Aim of the task -
Omit the pictures, then reproduce every remaining record exactly.

Entries provided -
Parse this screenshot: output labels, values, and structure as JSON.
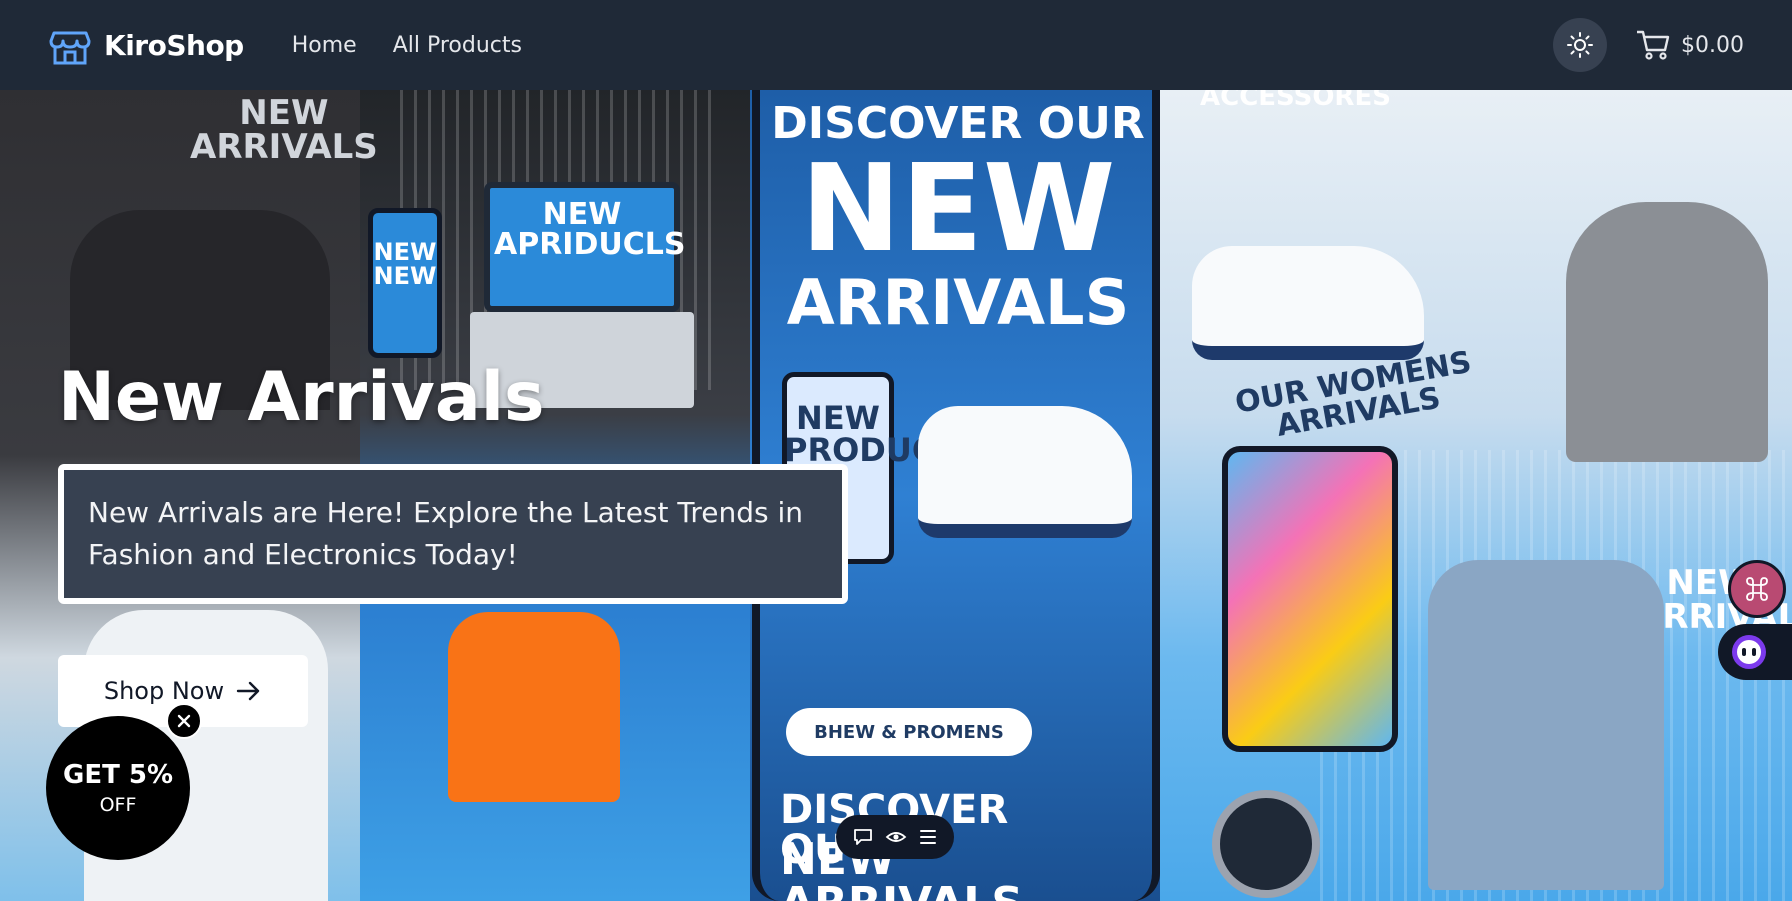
{
  "header": {
    "brand": "KiroShop",
    "nav": [
      "Home",
      "All Products"
    ],
    "cart_total": "$0.00"
  },
  "hero": {
    "title": "New Arrivals",
    "description": "New Arrivals are Here! Explore the Latest Trends in Fashion and Electronics Today!",
    "cta_label": "Shop Now",
    "art_text": {
      "new_arrivals_left": "NEW\nARRIVALS",
      "accessories": "ACCESSORES",
      "discover": "DISCOVER OUR",
      "new": "NEW",
      "arrivals": "ARRIVALS",
      "laptop_text": "NEW\nAPRIDUCLS",
      "phone_text": "NEW\nNEW",
      "womens": "OUR WOMENS\nARRIVALS",
      "new_products": "NEW\nPRODUCTS",
      "pill": "BHEW & PROMENS",
      "discover_bottom": "DISCOVER OU",
      "new_arrivals_bottom": "NEW ARRIVALS",
      "new_arrivals_right": "NEW\nARRIVALS"
    }
  },
  "discount": {
    "title": "GET 5%",
    "subtitle": "OFF"
  },
  "colors": {
    "navbar": "#1f2937",
    "desc_box": "#374151",
    "badge": "#000000"
  }
}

Written response -
Parse this screenshot: output labels, values, and structure as JSON.
{
  "header": {
    "brand": "KiroShop",
    "nav": [
      "Home",
      "All Products"
    ],
    "cart_total": "$0.00"
  },
  "hero": {
    "title": "New Arrivals",
    "description": "New Arrivals are Here! Explore the Latest Trends in Fashion and Electronics Today!",
    "cta_label": "Shop Now",
    "art_text": {
      "new_arrivals_left": "NEW\nARRIVALS",
      "accessories": "ACCESSORES",
      "discover": "DISCOVER OUR",
      "new": "NEW",
      "arrivals": "ARRIVALS",
      "laptop_text": "NEW\nAPRIDUCLS",
      "phone_text": "NEW\nNEW",
      "womens": "OUR WOMENS\nARRIVALS",
      "new_products": "NEW\nPRODUCTS",
      "pill": "BHEW & PROMENS",
      "discover_bottom": "DISCOVER OU",
      "new_arrivals_bottom": "NEW ARRIVALS",
      "new_arrivals_right": "NEW\nARRIVALS"
    }
  },
  "discount": {
    "title": "GET 5%",
    "subtitle": "OFF"
  },
  "colors": {
    "navbar": "#1f2937",
    "desc_box": "#374151",
    "badge": "#000000"
  }
}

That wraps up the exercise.